Short problem —
Count the lines in the records below that contain the word "planen", and give only that number.

○ ○ ○ ○ ○

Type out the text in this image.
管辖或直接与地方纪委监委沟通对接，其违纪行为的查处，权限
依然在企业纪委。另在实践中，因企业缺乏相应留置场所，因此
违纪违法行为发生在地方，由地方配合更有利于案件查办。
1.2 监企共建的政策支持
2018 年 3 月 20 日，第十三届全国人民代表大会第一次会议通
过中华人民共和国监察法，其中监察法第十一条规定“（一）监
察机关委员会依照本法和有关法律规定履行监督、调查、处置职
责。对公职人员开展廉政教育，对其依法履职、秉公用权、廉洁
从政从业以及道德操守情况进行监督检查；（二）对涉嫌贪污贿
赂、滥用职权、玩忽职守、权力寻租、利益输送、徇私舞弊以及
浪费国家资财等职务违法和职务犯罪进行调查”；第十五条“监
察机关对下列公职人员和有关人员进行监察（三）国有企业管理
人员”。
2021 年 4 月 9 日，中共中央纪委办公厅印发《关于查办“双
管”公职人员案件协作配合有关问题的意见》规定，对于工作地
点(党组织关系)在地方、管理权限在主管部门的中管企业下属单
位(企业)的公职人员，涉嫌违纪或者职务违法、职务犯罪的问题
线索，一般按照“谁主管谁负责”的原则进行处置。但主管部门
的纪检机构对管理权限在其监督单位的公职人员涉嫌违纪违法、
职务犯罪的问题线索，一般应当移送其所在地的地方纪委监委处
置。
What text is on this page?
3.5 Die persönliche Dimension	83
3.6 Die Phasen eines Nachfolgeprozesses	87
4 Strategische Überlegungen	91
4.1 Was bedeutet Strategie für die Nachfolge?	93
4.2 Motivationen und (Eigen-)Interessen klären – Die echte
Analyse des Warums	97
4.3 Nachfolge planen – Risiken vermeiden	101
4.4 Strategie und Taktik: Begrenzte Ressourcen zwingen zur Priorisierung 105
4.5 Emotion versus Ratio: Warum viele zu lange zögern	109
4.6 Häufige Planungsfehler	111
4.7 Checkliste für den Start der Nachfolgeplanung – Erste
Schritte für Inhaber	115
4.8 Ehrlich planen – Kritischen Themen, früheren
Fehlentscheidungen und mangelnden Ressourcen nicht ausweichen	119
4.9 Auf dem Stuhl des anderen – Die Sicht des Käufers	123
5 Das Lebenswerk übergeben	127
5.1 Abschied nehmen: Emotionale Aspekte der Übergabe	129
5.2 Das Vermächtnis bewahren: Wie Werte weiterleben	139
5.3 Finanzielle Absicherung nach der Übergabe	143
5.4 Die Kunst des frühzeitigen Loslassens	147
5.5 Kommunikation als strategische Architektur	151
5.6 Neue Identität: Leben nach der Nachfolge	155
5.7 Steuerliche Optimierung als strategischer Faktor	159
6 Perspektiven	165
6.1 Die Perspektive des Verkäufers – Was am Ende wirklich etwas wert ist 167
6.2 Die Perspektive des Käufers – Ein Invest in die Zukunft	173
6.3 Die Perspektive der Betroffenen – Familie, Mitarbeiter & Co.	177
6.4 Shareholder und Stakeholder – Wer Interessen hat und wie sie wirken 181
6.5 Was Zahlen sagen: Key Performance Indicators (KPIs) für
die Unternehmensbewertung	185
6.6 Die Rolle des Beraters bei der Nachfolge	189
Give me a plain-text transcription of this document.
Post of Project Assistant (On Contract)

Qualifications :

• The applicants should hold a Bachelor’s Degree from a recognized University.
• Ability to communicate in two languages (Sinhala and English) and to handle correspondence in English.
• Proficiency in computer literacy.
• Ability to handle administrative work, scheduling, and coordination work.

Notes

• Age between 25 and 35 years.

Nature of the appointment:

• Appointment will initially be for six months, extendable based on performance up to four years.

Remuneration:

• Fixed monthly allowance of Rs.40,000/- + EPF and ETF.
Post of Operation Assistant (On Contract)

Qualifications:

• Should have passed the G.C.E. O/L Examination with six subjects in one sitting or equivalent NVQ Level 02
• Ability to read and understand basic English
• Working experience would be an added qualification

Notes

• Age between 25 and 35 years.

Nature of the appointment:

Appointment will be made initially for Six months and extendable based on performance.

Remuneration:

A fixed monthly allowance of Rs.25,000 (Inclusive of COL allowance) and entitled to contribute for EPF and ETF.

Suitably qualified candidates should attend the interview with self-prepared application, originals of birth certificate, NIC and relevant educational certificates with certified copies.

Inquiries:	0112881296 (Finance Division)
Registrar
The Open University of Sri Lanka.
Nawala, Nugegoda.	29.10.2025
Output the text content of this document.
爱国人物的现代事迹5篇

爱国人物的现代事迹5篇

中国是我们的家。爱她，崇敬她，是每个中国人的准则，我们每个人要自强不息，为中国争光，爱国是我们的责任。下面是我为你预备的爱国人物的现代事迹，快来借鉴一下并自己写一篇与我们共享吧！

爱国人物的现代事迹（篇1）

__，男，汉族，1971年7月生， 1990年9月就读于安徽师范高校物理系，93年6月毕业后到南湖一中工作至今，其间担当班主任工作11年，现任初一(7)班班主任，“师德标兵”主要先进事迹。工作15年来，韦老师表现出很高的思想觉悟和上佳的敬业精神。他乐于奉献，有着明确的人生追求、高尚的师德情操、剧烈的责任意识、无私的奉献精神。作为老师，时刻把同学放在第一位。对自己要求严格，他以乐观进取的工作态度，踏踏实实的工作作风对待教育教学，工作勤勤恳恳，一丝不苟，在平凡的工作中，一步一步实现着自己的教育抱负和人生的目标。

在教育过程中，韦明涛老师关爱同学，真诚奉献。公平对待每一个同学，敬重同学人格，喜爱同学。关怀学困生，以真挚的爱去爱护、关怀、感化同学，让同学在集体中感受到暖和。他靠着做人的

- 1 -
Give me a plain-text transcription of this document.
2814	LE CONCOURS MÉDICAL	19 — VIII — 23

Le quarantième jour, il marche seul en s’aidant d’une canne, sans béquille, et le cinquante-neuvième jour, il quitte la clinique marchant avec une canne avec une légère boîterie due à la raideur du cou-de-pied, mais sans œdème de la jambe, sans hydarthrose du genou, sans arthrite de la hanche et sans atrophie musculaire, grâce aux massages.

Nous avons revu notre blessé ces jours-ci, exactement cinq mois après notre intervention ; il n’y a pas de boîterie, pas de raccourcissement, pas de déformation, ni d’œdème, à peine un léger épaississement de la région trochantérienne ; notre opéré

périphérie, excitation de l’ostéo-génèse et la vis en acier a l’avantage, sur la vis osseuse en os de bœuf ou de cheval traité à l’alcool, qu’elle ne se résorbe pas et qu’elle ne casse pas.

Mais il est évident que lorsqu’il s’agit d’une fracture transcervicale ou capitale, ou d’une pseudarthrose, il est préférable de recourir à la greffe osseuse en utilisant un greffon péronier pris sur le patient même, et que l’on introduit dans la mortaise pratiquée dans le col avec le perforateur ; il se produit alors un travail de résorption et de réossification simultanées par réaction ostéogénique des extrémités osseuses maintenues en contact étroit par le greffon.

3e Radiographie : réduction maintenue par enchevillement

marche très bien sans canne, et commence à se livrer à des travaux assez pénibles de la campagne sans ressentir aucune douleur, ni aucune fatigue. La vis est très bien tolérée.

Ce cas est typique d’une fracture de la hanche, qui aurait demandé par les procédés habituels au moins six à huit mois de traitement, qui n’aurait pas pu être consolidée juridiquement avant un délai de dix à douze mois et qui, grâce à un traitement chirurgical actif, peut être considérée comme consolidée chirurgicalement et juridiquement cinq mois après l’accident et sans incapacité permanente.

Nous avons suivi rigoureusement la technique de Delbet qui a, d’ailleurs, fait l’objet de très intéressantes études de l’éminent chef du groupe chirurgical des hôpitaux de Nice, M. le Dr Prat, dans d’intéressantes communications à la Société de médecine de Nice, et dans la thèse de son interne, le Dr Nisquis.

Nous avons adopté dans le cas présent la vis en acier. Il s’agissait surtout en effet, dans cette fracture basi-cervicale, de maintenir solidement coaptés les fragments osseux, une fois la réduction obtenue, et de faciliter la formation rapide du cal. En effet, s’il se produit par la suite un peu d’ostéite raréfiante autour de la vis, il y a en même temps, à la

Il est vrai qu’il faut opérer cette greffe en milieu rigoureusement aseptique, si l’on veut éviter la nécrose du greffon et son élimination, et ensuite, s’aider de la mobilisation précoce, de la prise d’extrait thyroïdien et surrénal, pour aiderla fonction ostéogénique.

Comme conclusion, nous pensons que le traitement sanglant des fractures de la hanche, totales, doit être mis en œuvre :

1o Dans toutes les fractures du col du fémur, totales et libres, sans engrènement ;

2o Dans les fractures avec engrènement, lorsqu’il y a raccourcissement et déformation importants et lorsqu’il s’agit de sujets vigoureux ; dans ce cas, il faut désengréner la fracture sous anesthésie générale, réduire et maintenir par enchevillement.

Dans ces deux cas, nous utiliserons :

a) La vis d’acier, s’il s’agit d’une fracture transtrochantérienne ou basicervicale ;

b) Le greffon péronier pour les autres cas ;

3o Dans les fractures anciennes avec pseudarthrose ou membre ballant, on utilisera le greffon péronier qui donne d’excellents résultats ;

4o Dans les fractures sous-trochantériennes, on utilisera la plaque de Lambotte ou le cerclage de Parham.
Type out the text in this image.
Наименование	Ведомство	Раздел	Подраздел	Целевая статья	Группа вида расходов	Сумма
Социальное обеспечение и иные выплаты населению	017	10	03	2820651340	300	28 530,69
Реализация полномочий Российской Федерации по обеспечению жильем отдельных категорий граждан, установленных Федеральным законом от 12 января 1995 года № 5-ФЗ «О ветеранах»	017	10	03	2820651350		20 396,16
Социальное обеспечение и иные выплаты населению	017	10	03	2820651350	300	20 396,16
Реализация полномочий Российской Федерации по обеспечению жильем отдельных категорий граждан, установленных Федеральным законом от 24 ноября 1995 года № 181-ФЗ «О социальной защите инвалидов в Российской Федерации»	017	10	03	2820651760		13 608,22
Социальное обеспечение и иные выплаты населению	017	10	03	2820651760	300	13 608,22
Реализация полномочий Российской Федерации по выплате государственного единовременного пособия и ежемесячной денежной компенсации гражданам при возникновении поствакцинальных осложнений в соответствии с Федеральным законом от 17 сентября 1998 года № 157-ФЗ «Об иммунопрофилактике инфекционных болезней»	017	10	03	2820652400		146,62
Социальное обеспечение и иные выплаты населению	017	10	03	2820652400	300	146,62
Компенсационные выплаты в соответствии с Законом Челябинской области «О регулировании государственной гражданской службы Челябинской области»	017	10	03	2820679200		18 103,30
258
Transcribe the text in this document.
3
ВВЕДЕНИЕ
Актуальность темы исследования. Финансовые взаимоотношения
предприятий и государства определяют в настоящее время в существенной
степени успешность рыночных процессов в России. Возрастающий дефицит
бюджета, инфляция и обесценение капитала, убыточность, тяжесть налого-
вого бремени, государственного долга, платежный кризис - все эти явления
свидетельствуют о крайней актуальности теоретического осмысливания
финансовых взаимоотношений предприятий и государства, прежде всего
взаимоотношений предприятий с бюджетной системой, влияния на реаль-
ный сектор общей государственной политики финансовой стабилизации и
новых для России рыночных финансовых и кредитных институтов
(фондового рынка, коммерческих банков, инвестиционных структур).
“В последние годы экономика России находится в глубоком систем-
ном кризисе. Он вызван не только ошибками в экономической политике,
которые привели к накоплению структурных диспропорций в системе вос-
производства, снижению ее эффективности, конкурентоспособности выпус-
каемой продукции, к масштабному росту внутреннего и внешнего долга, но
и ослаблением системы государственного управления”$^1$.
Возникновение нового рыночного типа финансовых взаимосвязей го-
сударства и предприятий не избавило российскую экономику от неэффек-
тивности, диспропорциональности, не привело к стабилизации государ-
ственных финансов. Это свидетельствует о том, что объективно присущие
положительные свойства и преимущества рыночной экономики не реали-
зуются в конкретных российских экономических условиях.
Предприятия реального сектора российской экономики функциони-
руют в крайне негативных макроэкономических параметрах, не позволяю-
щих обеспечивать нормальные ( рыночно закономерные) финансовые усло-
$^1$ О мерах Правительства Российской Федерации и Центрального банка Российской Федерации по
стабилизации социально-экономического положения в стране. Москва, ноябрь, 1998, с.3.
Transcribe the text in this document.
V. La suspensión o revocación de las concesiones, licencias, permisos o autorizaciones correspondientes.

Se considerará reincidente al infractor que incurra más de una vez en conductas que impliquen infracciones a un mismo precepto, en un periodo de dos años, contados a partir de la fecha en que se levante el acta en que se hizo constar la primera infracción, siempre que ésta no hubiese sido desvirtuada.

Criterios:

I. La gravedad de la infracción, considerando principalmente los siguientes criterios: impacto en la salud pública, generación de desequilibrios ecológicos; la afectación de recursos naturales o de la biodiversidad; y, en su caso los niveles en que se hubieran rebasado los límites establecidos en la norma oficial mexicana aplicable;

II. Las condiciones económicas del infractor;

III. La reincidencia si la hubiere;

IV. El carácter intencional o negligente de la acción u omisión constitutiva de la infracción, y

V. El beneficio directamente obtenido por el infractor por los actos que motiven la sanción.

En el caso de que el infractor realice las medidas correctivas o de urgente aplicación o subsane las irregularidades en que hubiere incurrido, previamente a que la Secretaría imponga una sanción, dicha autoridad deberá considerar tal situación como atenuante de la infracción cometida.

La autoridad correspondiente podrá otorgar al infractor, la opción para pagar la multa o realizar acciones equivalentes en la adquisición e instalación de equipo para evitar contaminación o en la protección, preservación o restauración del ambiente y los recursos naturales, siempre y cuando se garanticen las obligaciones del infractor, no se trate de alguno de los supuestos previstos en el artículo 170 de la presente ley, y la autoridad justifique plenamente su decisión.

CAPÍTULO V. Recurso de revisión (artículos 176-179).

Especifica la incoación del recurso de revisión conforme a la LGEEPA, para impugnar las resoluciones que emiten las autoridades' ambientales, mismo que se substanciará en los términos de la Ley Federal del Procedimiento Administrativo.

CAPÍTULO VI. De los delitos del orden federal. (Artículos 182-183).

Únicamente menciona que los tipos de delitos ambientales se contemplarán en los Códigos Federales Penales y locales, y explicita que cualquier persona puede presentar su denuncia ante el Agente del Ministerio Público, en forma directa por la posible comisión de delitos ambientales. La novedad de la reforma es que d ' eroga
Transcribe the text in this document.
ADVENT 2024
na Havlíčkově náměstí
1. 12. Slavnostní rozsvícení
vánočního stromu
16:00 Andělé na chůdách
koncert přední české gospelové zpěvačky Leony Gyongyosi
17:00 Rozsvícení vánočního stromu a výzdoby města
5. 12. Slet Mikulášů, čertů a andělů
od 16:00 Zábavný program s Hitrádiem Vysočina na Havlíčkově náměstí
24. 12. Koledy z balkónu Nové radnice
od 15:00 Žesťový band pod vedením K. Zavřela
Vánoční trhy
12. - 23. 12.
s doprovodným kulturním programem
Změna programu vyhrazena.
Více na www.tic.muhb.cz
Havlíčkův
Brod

○ ○ ○ ○ ○

Answer to the problem —
2